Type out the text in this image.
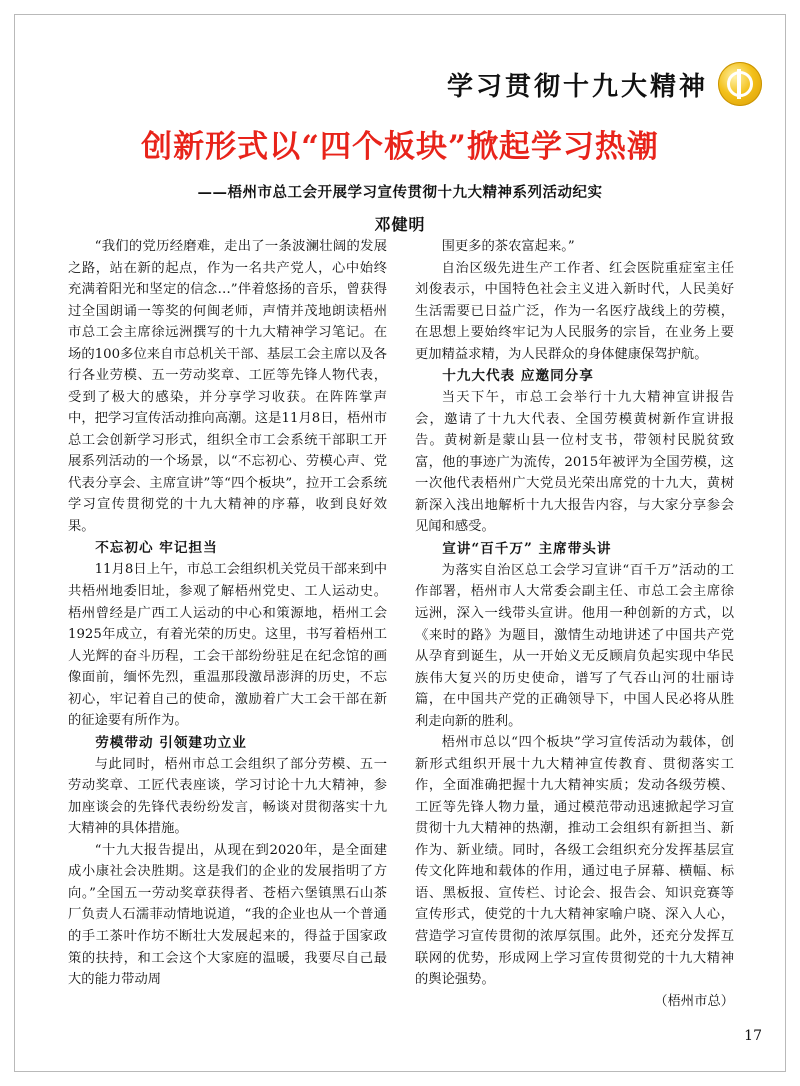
学习贯彻十九大精神
创新形式以“四个板块”掀起学习热潮
——梧州市总工会开展学习宣传贯彻十九大精神系列活动纪实
邓健明

“我们的党历经磨难，走出了一条波澜壮阔的发展之路，站在新的起点，作为一名共产党人，心中始终充满着阳光和坚定的信念…”伴着悠扬的音乐，曾获得过全国朗诵一等奖的何闽老师，声情并茂地朗读梧州市总工会主席徐远洲撰写的十九大精神学习笔记。在场的100多位来自市总机关干部、基层工会主席以及各行各业劳模、五一劳动奖章、工匠等先锋人物代表，受到了极大的感染，并分享学习收获。在阵阵掌声中，把学习宣传活动推向高潮。这是11月8日，梧州市总工会创新学习形式，组织全市工会系统干部职工开展系列活动的一个场景，以“不忘初心、劳模心声、党代表分享会、主席宣讲”等“四个板块”，拉开工会系统学习宣传贯彻党的十九大精神的序幕，收到良好效果。

不忘初心 牢记担当

11月8日上午，市总工会组织机关党员干部来到中共梧州地委旧址，参观了解梧州党史、工人运动史。梧州曾经是广西工人运动的中心和策源地，梧州工会1925年成立，有着光荣的历史。这里，书写着梧州工人光辉的奋斗历程，工会干部纷纷驻足在纪念馆的画像面前，缅怀先烈，重温那段激昂澎湃的历史，不忘初心，牢记着自己的使命，激励着广大工会干部在新的征途要有所作为。

劳模带动 引领建功立业

与此同时，梧州市总工会组织了部分劳模、五一劳动奖章、工匠代表座谈，学习讨论十九大精神，参加座谈会的先锋代表纷纷发言，畅谈对贯彻落实十九大精神的具体措施。

“十九大报告提出，从现在到2020年，是全面建成小康社会决胜期。这是我们的企业的发展指明了方向。”全国五一劳动奖章获得者、苍梧六堡镇黑石山茶厂负责人石濡菲动情地说道，“我的企业也从一个普通的手工茶叶作坊不断壮大发展起来的，得益于国家政策的扶持，和工会这个大家庭的温暖，我要尽自己最大的能力带动周

围更多的茶农富起来。”

自治区级先进生产工作者、红会医院重症室主任刘俊表示，中国特色社会主义进入新时代，人民美好生活需要已日益广泛，作为一名医疗战线上的劳模，在思想上要始终牢记为人民服务的宗旨，在业务上要更加精益求精，为人民群众的身体健康保驾护航。

十九大代表 应邀同分享

当天下午，市总工会举行十九大精神宣讲报告会，邀请了十九大代表、全国劳模黄树新作宣讲报告。黄树新是蒙山县一位村支书，带领村民脱贫致富，他的事迹广为流传，2015年被评为全国劳模，这一次他代表梧州广大党员光荣出席党的十九大，黄树新深入浅出地解析十九大报告内容，与大家分享参会见闻和感受。

宣讲“百千万” 主席带头讲

为落实自治区总工会学习宣讲“百千万”活动的工作部署，梧州市人大常委会副主任、市总工会主席徐远洲，深入一线带头宣讲。他用一种创新的方式，以《来时的路》为题目，激情生动地讲述了中国共产党从孕育到诞生，从一开始义无反顾肩负起实现中华民族伟大复兴的历史使命，谱写了气吞山河的壮丽诗篇，在中国共产党的正确领导下，中国人民必将从胜利走向新的胜利。

梧州市总以“四个板块”学习宣传活动为载体，创新形式组织开展十九大精神宣传教育、贯彻落实工作，全面准确把握十九大精神实质；发动各级劳模、工匠等先锋人物力量，通过模范带动迅速掀起学习宣贯彻十九大精神的热潮，推动工会组织有新担当、新作为、新业绩。同时，各级工会组织充分发挥基层宣传文化阵地和载体的作用，通过电子屏幕、横幅、标语、黑板报、宣传栏、讨论会、报告会、知识竞赛等宣传形式，使党的十九大精神家喻户晓、深入人心，营造学习宣传贯彻的浓厚氛围。此外，还充分发挥互联网的优势，形成网上学习宣传贯彻党的十九大精神的舆论强势。

（梧州市总）

17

DO THIS: Quote the material exactly. Pictures stay out.

FINISHED EXERCISE:
Type out the text in this image.
学习贯彻十九大精神
创新形式以“四个板块”掀起学习热潮
——梧州市总工会开展学习宣传贯彻十九大精神系列活动纪实
邓健明

“我们的党历经磨难，走出了一条波澜壮阔的发展之路，站在新的起点，作为一名共产党人，心中始终充满着阳光和坚定的信念…”伴着悠扬的音乐，曾获得过全国朗诵一等奖的何闽老师，声情并茂地朗读梧州市总工会主席徐远洲撰写的十九大精神学习笔记。在场的100多位来自市总机关干部、基层工会主席以及各行各业劳模、五一劳动奖章、工匠等先锋人物代表，受到了极大的感染，并分享学习收获。在阵阵掌声中，把学习宣传活动推向高潮。这是11月8日，梧州市总工会创新学习形式，组织全市工会系统干部职工开展系列活动的一个场景，以“不忘初心、劳模心声、党代表分享会、主席宣讲”等“四个板块”，拉开工会系统学习宣传贯彻党的十九大精神的序幕，收到良好效果。

不忘初心 牢记担当

11月8日上午，市总工会组织机关党员干部来到中共梧州地委旧址，参观了解梧州党史、工人运动史。梧州曾经是广西工人运动的中心和策源地，梧州工会1925年成立，有着光荣的历史。这里，书写着梧州工人光辉的奋斗历程，工会干部纷纷驻足在纪念馆的画像面前，缅怀先烈，重温那段激昂澎湃的历史，不忘初心，牢记着自己的使命，激励着广大工会干部在新的征途要有所作为。

劳模带动 引领建功立业

与此同时，梧州市总工会组织了部分劳模、五一劳动奖章、工匠代表座谈，学习讨论十九大精神，参加座谈会的先锋代表纷纷发言，畅谈对贯彻落实十九大精神的具体措施。

“十九大报告提出，从现在到2020年，是全面建成小康社会决胜期。这是我们的企业的发展指明了方向。”全国五一劳动奖章获得者、苍梧六堡镇黑石山茶厂负责人石濡菲动情地说道，“我的企业也从一个普通的手工茶叶作坊不断壮大发展起来的，得益于国家政策的扶持，和工会这个大家庭的温暖，我要尽自己最大的能力带动周

围更多的茶农富起来。”

自治区级先进生产工作者、红会医院重症室主任刘俊表示，中国特色社会主义进入新时代，人民美好生活需要已日益广泛，作为一名医疗战线上的劳模，在思想上要始终牢记为人民服务的宗旨，在业务上要更加精益求精，为人民群众的身体健康保驾护航。

十九大代表 应邀同分享

当天下午，市总工会举行十九大精神宣讲报告会，邀请了十九大代表、全国劳模黄树新作宣讲报告。黄树新是蒙山县一位村支书，带领村民脱贫致富，他的事迹广为流传，2015年被评为全国劳模，这一次他代表梧州广大党员光荣出席党的十九大，黄树新深入浅出地解析十九大报告内容，与大家分享参会见闻和感受。

宣讲“百千万” 主席带头讲

为落实自治区总工会学习宣讲“百千万”活动的工作部署，梧州市人大常委会副主任、市总工会主席徐远洲，深入一线带头宣讲。他用一种创新的方式，以《来时的路》为题目，激情生动地讲述了中国共产党从孕育到诞生，从一开始义无反顾肩负起实现中华民族伟大复兴的历史使命，谱写了气吞山河的壮丽诗篇，在中国共产党的正确领导下，中国人民必将从胜利走向新的胜利。

梧州市总以“四个板块”学习宣传活动为载体，创新形式组织开展十九大精神宣传教育、贯彻落实工作，全面准确把握十九大精神实质；发动各级劳模、工匠等先锋人物力量，通过模范带动迅速掀起学习宣贯彻十九大精神的热潮，推动工会组织有新担当、新作为、新业绩。同时，各级工会组织充分发挥基层宣传文化阵地和载体的作用，通过电子屏幕、横幅、标语、黑板报、宣传栏、讨论会、报告会、知识竞赛等宣传形式，使党的十九大精神家喻户晓、深入人心，营造学习宣传贯彻的浓厚氛围。此外，还充分发挥互联网的优势，形成网上学习宣传贯彻党的十九大精神的舆论强势。

（梧州市总）

17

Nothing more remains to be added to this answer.